◆ Work required:
Scan the data below and pick out the lines containing the word "title".

◆ Data extract:
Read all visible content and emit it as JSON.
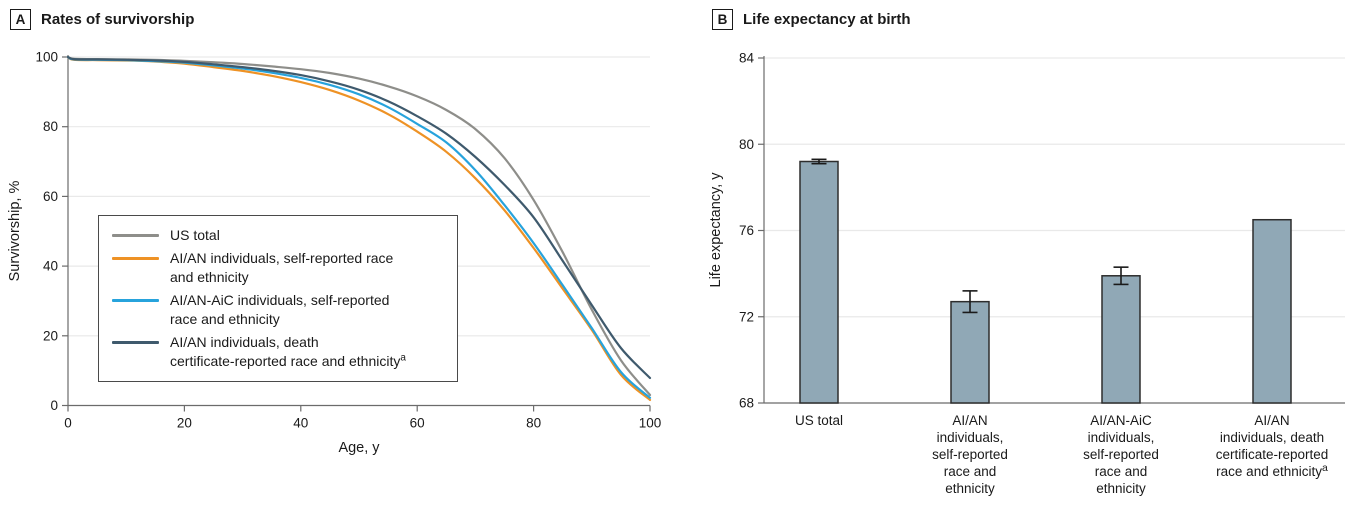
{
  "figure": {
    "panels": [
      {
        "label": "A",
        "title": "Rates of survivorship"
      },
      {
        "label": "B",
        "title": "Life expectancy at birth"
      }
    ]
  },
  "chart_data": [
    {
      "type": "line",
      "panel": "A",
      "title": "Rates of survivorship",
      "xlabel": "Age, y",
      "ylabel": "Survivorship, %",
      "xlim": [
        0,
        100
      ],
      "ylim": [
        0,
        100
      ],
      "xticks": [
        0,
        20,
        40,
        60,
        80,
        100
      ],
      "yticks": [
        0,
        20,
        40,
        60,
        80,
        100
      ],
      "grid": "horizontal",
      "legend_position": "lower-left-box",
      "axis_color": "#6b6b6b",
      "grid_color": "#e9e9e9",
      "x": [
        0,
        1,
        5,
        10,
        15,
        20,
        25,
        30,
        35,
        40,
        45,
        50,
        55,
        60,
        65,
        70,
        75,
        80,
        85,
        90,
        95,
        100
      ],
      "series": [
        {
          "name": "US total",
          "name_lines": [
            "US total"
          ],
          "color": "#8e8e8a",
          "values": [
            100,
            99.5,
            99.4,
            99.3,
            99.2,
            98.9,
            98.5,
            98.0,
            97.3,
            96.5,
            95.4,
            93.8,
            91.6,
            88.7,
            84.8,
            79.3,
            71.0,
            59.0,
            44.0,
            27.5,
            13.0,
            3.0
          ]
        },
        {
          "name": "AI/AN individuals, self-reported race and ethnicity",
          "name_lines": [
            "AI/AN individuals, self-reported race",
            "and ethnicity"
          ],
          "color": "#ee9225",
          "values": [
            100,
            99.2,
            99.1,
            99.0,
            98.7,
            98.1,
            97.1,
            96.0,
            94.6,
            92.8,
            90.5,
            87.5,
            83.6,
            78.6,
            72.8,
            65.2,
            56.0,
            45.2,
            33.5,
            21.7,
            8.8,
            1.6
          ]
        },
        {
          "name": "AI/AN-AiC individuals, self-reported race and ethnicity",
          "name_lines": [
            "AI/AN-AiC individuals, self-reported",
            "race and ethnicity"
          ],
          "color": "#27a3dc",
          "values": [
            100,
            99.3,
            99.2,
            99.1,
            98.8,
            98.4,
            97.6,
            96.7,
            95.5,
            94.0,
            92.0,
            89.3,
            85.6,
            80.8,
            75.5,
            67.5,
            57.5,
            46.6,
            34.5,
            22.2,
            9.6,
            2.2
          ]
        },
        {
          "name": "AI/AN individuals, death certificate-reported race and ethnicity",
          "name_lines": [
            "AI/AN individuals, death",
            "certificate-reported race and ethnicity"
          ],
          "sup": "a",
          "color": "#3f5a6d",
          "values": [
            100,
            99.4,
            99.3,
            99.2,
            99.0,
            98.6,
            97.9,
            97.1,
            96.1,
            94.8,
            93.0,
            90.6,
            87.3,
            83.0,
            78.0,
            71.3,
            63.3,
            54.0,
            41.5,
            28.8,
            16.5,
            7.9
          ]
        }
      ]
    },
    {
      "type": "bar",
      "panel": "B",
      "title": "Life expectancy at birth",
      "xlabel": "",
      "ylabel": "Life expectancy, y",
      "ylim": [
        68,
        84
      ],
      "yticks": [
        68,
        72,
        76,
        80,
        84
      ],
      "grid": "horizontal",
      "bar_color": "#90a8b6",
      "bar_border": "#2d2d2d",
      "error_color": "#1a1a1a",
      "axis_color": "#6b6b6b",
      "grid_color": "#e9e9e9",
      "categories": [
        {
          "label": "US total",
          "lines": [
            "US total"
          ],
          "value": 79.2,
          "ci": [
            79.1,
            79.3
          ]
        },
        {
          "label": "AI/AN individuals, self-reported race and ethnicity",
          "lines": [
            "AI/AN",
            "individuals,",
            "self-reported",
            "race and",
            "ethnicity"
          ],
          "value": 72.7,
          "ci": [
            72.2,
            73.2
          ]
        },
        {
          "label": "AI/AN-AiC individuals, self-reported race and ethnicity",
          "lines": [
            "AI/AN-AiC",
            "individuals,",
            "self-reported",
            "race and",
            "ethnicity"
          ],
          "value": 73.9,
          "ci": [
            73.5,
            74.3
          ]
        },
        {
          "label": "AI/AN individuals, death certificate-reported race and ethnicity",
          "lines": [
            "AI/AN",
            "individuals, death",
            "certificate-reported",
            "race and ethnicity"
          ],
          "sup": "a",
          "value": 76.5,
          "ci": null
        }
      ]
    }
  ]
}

◆ Completed task:
        "title": "Rates of survivorship"
        "title": "Life expectancy at birth"
      "title": "Rates of survivorship",
      "title": "Life expectancy at birth",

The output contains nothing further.